Fragmento elegido:

Crisis de vínculos: por qué cuesta cada vez más relacionarse, según la PNL
Ivana Chañi
En tiempos de cambios sociales profundos, las relaciones familiares y de pareja atraviesan una etapa de tensión. Así lo analizó Rodolfo De Angelis, Máster Trainer en Programación Neurolingüística, al referirse a las dificultades actuales para construir vínculos sanos y sostenibles.
En su paso por Día de Miércoles, sostuvo que hoy existen grandes brechas entre padres e hijos y también entre hombres y mujeres. Según explicó, esas distancias no son irreversibles, pero requieren un trabajo consciente sobre la aceptación, la comunicación y la forma en que cada persona se vincula con los demás.
“Los hombres y las mujeres no nos estamos encontrando”, señaló De Angelis, al advertir que muchas relaciones se sostienen desde expectativas que ya no responden a la realidad actual. En ese sentido, planteó que una parte del conflicto aparece cuando se pretende que el otro cambie para garantizar la propia felicidad.
Para el especialista, uno de los puntos centrales es aprender a aceptar que el otro no sólo piensa distinto, sino que también tiene derecho a hacerlo. Esa dificultad, indicó, aparece tanto en las parejas como en los vínculos familiares.

Consigna de trabajo:
Repite al pie de la letra la parte del texto sobre la crisis de vínculos que empieza con "Para el especialista, uno" y sigue hasta "los vínculos familiares.".

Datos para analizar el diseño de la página
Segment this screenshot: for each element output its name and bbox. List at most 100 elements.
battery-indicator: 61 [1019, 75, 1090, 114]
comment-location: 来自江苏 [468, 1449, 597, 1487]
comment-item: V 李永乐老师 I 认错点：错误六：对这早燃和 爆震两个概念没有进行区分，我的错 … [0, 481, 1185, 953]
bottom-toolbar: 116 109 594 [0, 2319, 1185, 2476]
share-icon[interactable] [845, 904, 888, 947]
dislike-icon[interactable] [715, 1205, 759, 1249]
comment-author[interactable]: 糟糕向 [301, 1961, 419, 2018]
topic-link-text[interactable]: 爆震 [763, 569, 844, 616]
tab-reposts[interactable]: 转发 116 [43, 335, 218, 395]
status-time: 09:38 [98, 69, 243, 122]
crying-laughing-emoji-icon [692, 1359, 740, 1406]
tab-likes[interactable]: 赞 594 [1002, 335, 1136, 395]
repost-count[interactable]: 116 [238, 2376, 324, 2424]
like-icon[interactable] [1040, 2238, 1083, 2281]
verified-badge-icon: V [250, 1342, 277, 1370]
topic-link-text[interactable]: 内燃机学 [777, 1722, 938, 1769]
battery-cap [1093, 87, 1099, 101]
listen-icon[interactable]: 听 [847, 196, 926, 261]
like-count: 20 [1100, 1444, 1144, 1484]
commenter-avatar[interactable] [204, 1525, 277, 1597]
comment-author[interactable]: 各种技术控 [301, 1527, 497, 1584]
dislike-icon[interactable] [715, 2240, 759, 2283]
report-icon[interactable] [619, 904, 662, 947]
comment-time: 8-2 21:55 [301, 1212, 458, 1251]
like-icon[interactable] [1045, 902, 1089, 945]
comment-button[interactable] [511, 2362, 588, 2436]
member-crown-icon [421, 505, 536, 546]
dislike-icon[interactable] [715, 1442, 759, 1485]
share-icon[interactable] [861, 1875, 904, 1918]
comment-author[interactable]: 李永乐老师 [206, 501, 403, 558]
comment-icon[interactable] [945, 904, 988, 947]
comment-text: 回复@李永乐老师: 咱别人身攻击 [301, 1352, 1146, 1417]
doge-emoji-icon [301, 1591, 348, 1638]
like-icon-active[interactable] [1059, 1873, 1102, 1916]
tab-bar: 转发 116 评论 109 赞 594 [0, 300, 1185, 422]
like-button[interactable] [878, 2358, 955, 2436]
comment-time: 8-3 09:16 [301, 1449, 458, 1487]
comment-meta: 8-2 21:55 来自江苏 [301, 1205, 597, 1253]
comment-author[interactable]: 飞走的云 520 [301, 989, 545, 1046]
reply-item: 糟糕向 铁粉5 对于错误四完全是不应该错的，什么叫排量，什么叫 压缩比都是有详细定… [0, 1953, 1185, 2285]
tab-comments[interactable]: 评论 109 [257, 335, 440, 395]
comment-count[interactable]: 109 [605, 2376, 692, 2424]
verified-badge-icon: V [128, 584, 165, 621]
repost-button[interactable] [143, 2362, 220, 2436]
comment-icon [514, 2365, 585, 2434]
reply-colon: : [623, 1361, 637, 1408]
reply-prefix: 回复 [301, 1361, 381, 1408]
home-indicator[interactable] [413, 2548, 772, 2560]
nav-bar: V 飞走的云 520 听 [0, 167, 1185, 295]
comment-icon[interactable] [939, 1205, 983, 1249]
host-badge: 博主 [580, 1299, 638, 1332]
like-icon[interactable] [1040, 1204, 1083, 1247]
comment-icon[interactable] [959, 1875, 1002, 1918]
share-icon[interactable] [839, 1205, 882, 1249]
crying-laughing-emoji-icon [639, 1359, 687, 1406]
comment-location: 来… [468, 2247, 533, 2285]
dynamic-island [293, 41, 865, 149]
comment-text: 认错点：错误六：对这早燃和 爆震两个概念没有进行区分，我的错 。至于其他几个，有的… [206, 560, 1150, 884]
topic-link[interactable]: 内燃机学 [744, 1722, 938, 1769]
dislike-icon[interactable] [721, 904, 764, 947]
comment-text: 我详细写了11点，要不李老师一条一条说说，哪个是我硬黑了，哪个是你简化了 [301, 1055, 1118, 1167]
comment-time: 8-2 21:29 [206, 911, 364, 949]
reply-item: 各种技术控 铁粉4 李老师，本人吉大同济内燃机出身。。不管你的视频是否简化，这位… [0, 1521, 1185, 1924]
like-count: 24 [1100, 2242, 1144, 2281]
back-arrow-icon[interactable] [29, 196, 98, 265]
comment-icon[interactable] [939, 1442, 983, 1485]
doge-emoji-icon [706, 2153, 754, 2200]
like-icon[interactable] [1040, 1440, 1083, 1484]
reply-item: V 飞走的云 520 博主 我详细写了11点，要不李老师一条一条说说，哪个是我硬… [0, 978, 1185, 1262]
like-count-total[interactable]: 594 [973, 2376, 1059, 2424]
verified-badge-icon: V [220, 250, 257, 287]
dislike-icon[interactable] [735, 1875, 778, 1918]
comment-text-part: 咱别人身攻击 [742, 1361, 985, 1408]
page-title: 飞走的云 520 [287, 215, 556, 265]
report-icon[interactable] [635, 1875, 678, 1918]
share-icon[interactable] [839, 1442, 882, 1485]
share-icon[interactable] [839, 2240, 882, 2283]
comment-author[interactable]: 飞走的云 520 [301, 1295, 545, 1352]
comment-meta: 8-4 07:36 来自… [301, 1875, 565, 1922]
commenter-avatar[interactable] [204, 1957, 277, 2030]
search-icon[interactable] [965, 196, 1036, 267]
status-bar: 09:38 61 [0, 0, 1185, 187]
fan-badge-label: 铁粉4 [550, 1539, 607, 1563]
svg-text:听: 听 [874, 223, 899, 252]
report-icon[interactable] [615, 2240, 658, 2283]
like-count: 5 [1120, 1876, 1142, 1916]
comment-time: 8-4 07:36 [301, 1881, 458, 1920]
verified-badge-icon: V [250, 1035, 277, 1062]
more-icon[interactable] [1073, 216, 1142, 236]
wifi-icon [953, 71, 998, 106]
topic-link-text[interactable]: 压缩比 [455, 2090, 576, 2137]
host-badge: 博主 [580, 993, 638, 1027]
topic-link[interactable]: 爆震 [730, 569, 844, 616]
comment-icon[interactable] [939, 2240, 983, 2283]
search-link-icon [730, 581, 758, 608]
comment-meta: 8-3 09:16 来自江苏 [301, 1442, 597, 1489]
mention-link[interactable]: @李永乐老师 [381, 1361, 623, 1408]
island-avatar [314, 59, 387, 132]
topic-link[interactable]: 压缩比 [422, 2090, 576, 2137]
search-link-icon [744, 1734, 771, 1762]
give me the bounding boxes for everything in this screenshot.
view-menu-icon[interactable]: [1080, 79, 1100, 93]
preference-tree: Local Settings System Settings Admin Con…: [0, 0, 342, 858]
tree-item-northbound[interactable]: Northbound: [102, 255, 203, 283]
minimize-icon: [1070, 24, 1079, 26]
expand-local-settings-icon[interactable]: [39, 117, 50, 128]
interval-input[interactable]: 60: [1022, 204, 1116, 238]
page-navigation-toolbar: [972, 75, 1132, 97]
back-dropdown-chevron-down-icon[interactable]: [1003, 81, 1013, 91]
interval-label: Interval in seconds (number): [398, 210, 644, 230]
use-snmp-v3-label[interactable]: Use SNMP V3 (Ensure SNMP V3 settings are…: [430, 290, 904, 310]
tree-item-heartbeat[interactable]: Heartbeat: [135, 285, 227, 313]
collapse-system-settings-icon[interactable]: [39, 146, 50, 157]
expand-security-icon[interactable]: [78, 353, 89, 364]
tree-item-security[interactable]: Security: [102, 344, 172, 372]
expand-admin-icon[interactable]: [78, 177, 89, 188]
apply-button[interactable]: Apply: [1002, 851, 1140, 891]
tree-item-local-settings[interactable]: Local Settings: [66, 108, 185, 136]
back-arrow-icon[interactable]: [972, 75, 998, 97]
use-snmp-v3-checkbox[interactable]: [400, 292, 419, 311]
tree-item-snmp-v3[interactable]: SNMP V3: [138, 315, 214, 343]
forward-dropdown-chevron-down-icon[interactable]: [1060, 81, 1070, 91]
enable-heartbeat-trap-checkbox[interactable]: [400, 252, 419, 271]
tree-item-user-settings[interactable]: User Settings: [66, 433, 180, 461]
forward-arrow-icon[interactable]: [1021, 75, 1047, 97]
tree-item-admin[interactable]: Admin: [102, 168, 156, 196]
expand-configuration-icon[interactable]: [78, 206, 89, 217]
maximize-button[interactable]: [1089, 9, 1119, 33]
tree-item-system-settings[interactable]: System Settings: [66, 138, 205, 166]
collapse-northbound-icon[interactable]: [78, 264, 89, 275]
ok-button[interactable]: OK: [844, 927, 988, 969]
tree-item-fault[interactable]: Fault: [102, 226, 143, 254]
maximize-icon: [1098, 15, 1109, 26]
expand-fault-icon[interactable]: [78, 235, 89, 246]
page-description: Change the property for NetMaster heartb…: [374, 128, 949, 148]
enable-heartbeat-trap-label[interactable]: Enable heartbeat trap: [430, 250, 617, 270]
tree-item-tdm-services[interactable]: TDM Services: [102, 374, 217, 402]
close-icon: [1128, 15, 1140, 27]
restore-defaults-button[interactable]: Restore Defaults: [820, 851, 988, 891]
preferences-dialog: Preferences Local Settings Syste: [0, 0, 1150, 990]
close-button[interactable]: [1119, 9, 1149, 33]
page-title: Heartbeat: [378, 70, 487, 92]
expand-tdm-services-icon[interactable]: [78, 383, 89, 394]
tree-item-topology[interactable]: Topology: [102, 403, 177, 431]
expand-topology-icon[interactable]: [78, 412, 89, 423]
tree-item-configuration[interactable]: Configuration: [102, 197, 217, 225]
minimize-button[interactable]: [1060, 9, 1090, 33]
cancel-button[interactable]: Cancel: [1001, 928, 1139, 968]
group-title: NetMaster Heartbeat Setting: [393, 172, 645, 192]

Resultado del ejercicio:
Para el especialista, uno de los puntos centrales es aprender a aceptar que el otro no sólo piensa distinto, sino que también tiene derecho a hacerlo. Esa dificultad, indicó, aparece tanto en las parejas como en los vínculos familiares.